Problem details
Using the records that follow, copy every line containing the word "text".

Data excerpts

# # # # # # #

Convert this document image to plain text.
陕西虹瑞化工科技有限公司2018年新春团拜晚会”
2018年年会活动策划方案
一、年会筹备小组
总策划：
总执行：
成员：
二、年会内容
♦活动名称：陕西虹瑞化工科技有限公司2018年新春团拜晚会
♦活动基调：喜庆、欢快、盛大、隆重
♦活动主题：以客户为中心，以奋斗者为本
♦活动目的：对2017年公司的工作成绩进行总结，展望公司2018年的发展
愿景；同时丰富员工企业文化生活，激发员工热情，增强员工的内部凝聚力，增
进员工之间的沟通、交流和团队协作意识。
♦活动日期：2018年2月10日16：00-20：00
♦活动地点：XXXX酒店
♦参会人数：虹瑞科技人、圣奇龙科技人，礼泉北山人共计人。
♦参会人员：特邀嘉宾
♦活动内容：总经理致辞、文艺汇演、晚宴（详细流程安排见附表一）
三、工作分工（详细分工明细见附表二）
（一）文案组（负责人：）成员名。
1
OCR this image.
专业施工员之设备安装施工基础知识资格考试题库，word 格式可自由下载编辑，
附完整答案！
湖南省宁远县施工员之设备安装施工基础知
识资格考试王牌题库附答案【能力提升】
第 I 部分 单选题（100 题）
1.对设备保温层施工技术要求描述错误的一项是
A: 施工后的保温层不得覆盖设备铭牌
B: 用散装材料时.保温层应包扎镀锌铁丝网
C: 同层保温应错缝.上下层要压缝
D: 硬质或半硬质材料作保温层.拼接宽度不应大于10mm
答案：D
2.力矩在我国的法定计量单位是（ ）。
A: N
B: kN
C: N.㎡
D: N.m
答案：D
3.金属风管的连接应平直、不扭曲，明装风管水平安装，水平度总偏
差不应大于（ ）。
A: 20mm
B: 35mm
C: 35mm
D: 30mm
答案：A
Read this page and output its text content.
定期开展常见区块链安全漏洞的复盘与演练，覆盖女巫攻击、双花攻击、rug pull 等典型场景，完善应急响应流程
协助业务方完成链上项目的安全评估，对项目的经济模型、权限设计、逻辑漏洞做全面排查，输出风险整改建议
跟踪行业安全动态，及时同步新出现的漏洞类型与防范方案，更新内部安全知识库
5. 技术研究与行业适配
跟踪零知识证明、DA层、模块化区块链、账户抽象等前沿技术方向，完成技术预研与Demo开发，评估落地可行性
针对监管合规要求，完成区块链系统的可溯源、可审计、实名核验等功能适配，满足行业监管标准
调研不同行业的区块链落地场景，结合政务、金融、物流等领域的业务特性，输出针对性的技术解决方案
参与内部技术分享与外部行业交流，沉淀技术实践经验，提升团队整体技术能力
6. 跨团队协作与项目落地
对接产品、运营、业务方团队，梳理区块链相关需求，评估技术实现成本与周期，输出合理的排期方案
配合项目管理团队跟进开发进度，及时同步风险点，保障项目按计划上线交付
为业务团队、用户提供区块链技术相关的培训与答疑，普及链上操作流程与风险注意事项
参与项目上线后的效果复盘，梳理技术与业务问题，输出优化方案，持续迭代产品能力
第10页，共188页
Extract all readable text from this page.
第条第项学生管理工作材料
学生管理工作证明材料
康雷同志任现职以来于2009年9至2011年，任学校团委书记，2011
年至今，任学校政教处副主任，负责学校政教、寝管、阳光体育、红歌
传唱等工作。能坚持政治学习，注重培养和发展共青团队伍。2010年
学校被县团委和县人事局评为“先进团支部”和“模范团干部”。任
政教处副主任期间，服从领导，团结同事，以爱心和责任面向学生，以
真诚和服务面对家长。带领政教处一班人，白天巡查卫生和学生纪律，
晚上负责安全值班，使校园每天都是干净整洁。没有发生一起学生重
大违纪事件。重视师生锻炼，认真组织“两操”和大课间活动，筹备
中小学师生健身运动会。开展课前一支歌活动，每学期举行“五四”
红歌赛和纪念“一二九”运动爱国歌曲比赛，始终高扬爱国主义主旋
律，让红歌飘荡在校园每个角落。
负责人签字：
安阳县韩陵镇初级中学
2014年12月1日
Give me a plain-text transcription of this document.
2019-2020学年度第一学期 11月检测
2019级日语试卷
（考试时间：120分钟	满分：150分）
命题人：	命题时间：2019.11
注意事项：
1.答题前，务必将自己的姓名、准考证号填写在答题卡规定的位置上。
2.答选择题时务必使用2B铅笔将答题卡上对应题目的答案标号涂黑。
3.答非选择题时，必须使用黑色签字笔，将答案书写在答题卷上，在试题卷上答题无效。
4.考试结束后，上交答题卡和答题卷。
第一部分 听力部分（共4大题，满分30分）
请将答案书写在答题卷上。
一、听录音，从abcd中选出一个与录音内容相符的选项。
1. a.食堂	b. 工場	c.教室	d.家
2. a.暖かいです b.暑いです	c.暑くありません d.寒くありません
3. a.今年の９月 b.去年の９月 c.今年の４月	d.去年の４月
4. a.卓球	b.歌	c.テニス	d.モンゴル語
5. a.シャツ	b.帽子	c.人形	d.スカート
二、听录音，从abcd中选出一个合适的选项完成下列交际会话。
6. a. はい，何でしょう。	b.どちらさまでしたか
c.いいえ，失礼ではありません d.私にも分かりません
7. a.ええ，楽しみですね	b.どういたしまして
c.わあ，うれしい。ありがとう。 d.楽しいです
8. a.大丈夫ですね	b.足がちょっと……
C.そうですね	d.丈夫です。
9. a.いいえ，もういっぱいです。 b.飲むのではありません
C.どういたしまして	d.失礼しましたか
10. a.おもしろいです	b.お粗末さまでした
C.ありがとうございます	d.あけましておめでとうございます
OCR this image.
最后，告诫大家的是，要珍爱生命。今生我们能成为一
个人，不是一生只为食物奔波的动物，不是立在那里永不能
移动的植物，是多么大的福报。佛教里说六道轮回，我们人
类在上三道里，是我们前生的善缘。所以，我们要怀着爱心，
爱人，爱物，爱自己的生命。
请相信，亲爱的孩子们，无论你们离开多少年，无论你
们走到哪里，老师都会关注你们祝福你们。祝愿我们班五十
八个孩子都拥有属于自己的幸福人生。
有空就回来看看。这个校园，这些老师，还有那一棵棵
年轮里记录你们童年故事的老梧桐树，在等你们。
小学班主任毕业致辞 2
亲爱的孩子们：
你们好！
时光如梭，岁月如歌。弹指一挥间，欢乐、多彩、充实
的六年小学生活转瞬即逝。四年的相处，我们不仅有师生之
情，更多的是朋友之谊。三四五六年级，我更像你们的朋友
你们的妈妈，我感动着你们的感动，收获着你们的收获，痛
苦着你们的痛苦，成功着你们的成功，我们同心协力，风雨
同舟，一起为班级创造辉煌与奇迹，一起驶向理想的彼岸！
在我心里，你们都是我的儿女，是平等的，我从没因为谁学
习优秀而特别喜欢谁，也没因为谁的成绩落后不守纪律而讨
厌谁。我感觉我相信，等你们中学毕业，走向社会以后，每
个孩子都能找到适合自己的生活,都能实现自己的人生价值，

# # # # # # #

Reply to the exercise
Convert this document image to plain text.
Read this page and output its text content.
Extract all readable text from this page.
Give me a plain-text transcription of this document.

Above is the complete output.